[Dataset items]
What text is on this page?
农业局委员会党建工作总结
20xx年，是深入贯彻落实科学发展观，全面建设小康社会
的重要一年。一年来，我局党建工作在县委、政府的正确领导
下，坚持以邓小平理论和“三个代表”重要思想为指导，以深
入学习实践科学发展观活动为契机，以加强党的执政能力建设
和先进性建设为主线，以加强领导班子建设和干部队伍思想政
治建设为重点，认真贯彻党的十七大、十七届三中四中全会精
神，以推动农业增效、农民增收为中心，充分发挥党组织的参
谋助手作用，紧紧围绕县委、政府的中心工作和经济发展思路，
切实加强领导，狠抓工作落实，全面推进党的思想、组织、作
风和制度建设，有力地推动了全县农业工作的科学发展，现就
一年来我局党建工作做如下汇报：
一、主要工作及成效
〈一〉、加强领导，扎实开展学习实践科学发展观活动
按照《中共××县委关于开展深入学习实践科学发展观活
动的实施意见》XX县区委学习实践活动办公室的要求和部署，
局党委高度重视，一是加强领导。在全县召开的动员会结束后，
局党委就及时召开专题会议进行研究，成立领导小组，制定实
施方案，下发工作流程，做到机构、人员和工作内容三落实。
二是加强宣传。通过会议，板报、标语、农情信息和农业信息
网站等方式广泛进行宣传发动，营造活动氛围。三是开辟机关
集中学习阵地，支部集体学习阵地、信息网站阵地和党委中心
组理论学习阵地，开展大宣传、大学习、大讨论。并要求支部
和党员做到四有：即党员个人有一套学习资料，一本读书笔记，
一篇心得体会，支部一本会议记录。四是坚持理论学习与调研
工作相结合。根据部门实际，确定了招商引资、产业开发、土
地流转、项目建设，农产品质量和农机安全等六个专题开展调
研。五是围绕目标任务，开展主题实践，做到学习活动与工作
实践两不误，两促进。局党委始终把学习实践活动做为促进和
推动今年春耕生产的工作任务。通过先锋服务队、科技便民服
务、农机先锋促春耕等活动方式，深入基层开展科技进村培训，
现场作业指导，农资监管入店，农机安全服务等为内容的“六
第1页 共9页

### [DIRECTION]
All of the data shown above must be copied exactly.

### [TASK SOLUTION]
What text is on this page?
农业局委员会党建工作总结
20xx年，是深入贯彻落实科学发展观，全面建设小康社会
的重要一年。一年来，我局党建工作在县委、政府的正确领导
下，坚持以邓小平理论和“三个代表”重要思想为指导，以深
入学习实践科学发展观活动为契机，以加强党的执政能力建设
和先进性建设为主线，以加强领导班子建设和干部队伍思想政
治建设为重点，认真贯彻党的十七大、十七届三中四中全会精
神，以推动农业增效、农民增收为中心，充分发挥党组织的参
谋助手作用，紧紧围绕县委、政府的中心工作和经济发展思路，
切实加强领导，狠抓工作落实，全面推进党的思想、组织、作
风和制度建设，有力地推动了全县农业工作的科学发展，现就
一年来我局党建工作做如下汇报：
一、主要工作及成效
〈一〉、加强领导，扎实开展学习实践科学发展观活动
按照《中共××县委关于开展深入学习实践科学发展观活
动的实施意见》XX县区委学习实践活动办公室的要求和部署，
局党委高度重视，一是加强领导。在全县召开的动员会结束后，
局党委就及时召开专题会议进行研究，成立领导小组，制定实
施方案，下发工作流程，做到机构、人员和工作内容三落实。
二是加强宣传。通过会议，板报、标语、农情信息和农业信息
网站等方式广泛进行宣传发动，营造活动氛围。三是开辟机关
集中学习阵地，支部集体学习阵地、信息网站阵地和党委中心
组理论学习阵地，开展大宣传、大学习、大讨论。并要求支部
和党员做到四有：即党员个人有一套学习资料，一本读书笔记，
一篇心得体会，支部一本会议记录。四是坚持理论学习与调研
工作相结合。根据部门实际，确定了招商引资、产业开发、土
地流转、项目建设，农产品质量和农机安全等六个专题开展调
研。五是围绕目标任务，开展主题实践，做到学习活动与工作
实践两不误，两促进。局党委始终把学习实践活动做为促进和
推动今年春耕生产的工作任务。通过先锋服务队、科技便民服
务、农机先锋促春耕等活动方式，深入基层开展科技进村培训，
现场作业指导，农资监管入店，农机安全服务等为内容的“六
第1页 共9页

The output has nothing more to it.